Dataset entries

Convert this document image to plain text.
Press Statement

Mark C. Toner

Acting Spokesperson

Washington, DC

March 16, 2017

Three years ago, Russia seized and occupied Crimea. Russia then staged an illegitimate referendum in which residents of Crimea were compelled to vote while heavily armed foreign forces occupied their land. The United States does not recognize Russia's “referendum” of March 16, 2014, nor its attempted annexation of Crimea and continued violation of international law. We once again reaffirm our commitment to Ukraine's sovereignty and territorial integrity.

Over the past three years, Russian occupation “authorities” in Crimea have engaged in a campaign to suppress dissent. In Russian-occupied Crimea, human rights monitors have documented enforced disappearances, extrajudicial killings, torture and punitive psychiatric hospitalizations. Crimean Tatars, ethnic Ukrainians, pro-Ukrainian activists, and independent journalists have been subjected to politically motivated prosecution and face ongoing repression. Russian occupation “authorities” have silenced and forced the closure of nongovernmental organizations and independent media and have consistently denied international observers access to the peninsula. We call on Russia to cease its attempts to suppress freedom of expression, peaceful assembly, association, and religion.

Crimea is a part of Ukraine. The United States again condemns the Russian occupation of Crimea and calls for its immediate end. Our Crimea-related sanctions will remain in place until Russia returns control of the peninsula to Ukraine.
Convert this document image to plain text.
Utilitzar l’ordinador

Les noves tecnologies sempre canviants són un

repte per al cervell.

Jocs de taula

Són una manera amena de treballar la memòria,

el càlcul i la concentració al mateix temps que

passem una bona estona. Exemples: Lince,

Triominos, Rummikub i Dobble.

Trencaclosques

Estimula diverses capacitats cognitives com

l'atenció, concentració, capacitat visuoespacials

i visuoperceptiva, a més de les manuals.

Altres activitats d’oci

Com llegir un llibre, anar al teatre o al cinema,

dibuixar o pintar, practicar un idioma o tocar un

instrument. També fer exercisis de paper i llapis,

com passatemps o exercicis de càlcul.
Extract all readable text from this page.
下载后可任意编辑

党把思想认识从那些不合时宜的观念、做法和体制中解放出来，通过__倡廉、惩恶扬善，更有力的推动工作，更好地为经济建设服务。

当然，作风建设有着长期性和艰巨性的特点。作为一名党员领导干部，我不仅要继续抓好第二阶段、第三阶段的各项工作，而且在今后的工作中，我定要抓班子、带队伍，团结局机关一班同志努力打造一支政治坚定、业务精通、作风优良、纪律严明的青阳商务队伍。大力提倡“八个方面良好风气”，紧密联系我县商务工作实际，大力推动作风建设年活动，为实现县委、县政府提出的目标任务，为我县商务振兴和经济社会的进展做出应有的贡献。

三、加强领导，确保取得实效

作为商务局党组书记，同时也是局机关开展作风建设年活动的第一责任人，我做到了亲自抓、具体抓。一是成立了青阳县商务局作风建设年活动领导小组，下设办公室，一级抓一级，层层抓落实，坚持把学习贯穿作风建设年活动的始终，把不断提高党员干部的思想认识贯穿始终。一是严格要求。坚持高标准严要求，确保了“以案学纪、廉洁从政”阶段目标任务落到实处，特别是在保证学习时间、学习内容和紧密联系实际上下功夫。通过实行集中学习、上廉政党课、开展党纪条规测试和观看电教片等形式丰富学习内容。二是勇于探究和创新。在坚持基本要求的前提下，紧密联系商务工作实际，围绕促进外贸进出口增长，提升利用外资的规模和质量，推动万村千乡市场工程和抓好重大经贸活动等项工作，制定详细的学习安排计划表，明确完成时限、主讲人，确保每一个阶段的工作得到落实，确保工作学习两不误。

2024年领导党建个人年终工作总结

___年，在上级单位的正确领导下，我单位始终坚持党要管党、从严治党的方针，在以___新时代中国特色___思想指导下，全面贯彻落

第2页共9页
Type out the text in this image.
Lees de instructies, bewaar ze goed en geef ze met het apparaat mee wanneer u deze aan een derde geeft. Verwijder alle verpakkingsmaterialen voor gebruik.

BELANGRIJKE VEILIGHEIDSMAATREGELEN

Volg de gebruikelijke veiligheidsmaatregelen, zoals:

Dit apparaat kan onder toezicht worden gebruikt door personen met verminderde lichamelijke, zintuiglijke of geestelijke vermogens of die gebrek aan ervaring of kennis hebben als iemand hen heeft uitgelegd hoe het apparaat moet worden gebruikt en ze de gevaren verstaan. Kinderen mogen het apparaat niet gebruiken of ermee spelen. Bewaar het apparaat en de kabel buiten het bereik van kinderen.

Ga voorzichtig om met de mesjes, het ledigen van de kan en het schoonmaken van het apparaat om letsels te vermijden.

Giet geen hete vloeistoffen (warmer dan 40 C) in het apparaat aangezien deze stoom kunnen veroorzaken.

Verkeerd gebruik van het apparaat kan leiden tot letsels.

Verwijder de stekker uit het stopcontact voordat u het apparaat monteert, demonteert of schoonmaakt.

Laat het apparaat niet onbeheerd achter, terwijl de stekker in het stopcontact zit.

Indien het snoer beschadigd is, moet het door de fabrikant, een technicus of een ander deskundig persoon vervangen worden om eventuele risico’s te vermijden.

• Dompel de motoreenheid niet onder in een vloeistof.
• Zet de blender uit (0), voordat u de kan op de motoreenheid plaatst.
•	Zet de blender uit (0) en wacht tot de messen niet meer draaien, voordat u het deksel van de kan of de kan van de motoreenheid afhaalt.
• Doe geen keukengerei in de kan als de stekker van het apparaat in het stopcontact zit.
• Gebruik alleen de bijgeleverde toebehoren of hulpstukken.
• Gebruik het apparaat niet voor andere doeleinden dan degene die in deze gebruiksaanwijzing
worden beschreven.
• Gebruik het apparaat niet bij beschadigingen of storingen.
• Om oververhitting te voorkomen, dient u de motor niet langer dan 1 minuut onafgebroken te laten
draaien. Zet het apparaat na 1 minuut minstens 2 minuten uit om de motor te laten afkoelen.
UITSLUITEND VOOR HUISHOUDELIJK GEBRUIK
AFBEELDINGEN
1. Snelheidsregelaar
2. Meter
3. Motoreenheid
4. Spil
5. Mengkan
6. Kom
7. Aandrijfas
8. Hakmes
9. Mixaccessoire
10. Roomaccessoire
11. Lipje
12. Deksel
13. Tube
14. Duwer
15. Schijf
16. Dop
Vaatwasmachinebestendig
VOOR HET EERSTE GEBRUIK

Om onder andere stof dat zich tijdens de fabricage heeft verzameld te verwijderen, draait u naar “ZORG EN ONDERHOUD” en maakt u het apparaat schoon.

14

▶ **WHAT YOU WILL DO**: Repeat the records above in full, character for character.

▶ **COMPLETE ANSWER**:
Convert this document image to plain text.
Press Statement

Mark C. Toner

Acting Spokesperson

Washington, DC

March 16, 2017

Three years ago, Russia seized and occupied Crimea. Russia then staged an illegitimate referendum in which residents of Crimea were compelled to vote while heavily armed foreign forces occupied their land. The United States does not recognize Russia's “referendum” of March 16, 2014, nor its attempted annexation of Crimea and continued violation of international law. We once again reaffirm our commitment to Ukraine's sovereignty and territorial integrity.

Over the past three years, Russian occupation “authorities” in Crimea have engaged in a campaign to suppress dissent. In Russian-occupied Crimea, human rights monitors have documented enforced disappearances, extrajudicial killings, torture and punitive psychiatric hospitalizations. Crimean Tatars, ethnic Ukrainians, pro-Ukrainian activists, and independent journalists have been subjected to politically motivated prosecution and face ongoing repression. Russian occupation “authorities” have silenced and forced the closure of nongovernmental organizations and independent media and have consistently denied international observers access to the peninsula. We call on Russia to cease its attempts to suppress freedom of expression, peaceful assembly, association, and religion.

Crimea is a part of Ukraine. The United States again condemns the Russian occupation of Crimea and calls for its immediate end. Our Crimea-related sanctions will remain in place until Russia returns control of the peninsula to Ukraine.
Convert this document image to plain text.
Utilitzar l’ordinador

Les noves tecnologies sempre canviants són un

repte per al cervell.

Jocs de taula

Són una manera amena de treballar la memòria,

el càlcul i la concentració al mateix temps que

passem una bona estona. Exemples: Lince,

Triominos, Rummikub i Dobble.

Trencaclosques

Estimula diverses capacitats cognitives com

l'atenció, concentració, capacitat visuoespacials

i visuoperceptiva, a més de les manuals.

Altres activitats d’oci

Com llegir un llibre, anar al teatre o al cinema,

dibuixar o pintar, practicar un idioma o tocar un

instrument. També fer exercisis de paper i llapis,

com passatemps o exercicis de càlcul.
Extract all readable text from this page.
下载后可任意编辑

党把思想认识从那些不合时宜的观念、做法和体制中解放出来，通过__倡廉、惩恶扬善，更有力的推动工作，更好地为经济建设服务。

当然，作风建设有着长期性和艰巨性的特点。作为一名党员领导干部，我不仅要继续抓好第二阶段、第三阶段的各项工作，而且在今后的工作中，我定要抓班子、带队伍，团结局机关一班同志努力打造一支政治坚定、业务精通、作风优良、纪律严明的青阳商务队伍。大力提倡“八个方面良好风气”，紧密联系我县商务工作实际，大力推动作风建设年活动，为实现县委、县政府提出的目标任务，为我县商务振兴和经济社会的进展做出应有的贡献。

三、加强领导，确保取得实效

作为商务局党组书记，同时也是局机关开展作风建设年活动的第一责任人，我做到了亲自抓、具体抓。一是成立了青阳县商务局作风建设年活动领导小组，下设办公室，一级抓一级，层层抓落实，坚持把学习贯穿作风建设年活动的始终，把不断提高党员干部的思想认识贯穿始终。一是严格要求。坚持高标准严要求，确保了“以案学纪、廉洁从政”阶段目标任务落到实处，特别是在保证学习时间、学习内容和紧密联系实际上下功夫。通过实行集中学习、上廉政党课、开展党纪条规测试和观看电教片等形式丰富学习内容。二是勇于探究和创新。在坚持基本要求的前提下，紧密联系商务工作实际，围绕促进外贸进出口增长，提升利用外资的规模和质量，推动万村千乡市场工程和抓好重大经贸活动等项工作，制定详细的学习安排计划表，明确完成时限、主讲人，确保每一个阶段的工作得到落实，确保工作学习两不误。

2024年领导党建个人年终工作总结

___年，在上级单位的正确领导下，我单位始终坚持党要管党、从严治党的方针，在以___新时代中国特色___思想指导下，全面贯彻落

第2页共9页
Type out the text in this image.
Lees de instructies, bewaar ze goed en geef ze met het apparaat mee wanneer u deze aan een derde geeft. Verwijder alle verpakkingsmaterialen voor gebruik.

BELANGRIJKE VEILIGHEIDSMAATREGELEN

Volg de gebruikelijke veiligheidsmaatregelen, zoals:

Dit apparaat kan onder toezicht worden gebruikt door personen met verminderde lichamelijke, zintuiglijke of geestelijke vermogens of die gebrek aan ervaring of kennis hebben als iemand hen heeft uitgelegd hoe het apparaat moet worden gebruikt en ze de gevaren verstaan. Kinderen mogen het apparaat niet gebruiken of ermee spelen. Bewaar het apparaat en de kabel buiten het bereik van kinderen.

Ga voorzichtig om met de mesjes, het ledigen van de kan en het schoonmaken van het apparaat om letsels te vermijden.

Giet geen hete vloeistoffen (warmer dan 40 C) in het apparaat aangezien deze stoom kunnen veroorzaken.

Verkeerd gebruik van het apparaat kan leiden tot letsels.

Verwijder de stekker uit het stopcontact voordat u het apparaat monteert, demonteert of schoonmaakt.

Laat het apparaat niet onbeheerd achter, terwijl de stekker in het stopcontact zit.

Indien het snoer beschadigd is, moet het door de fabrikant, een technicus of een ander deskundig persoon vervangen worden om eventuele risico’s te vermijden.

• Dompel de motoreenheid niet onder in een vloeistof.
• Zet de blender uit (0), voordat u de kan op de motoreenheid plaatst.
•	Zet de blender uit (0) en wacht tot de messen niet meer draaien, voordat u het deksel van de kan of de kan van de motoreenheid afhaalt.
• Doe geen keukengerei in de kan als de stekker van het apparaat in het stopcontact zit.
• Gebruik alleen de bijgeleverde toebehoren of hulpstukken.
• Gebruik het apparaat niet voor andere doeleinden dan degene die in deze gebruiksaanwijzing
worden beschreven.
• Gebruik het apparaat niet bij beschadigingen of storingen.
• Om oververhitting te voorkomen, dient u de motor niet langer dan 1 minuut onafgebroken te laten
draaien. Zet het apparaat na 1 minuut minstens 2 minuten uit om de motor te laten afkoelen.
UITSLUITEND VOOR HUISHOUDELIJK GEBRUIK
AFBEELDINGEN
1. Snelheidsregelaar
2. Meter
3. Motoreenheid
4. Spil
5. Mengkan
6. Kom
7. Aandrijfas
8. Hakmes
9. Mixaccessoire
10. Roomaccessoire
11. Lipje
12. Deksel
13. Tube
14. Duwer
15. Schijf
16. Dop
Vaatwasmachinebestendig
VOOR HET EERSTE GEBRUIK

Om onder andere stof dat zich tijdens de fabricage heeft verzameld te verwijderen, draait u naar “ZORG EN ONDERHOUD” en maakt u het apparaat schoon.

14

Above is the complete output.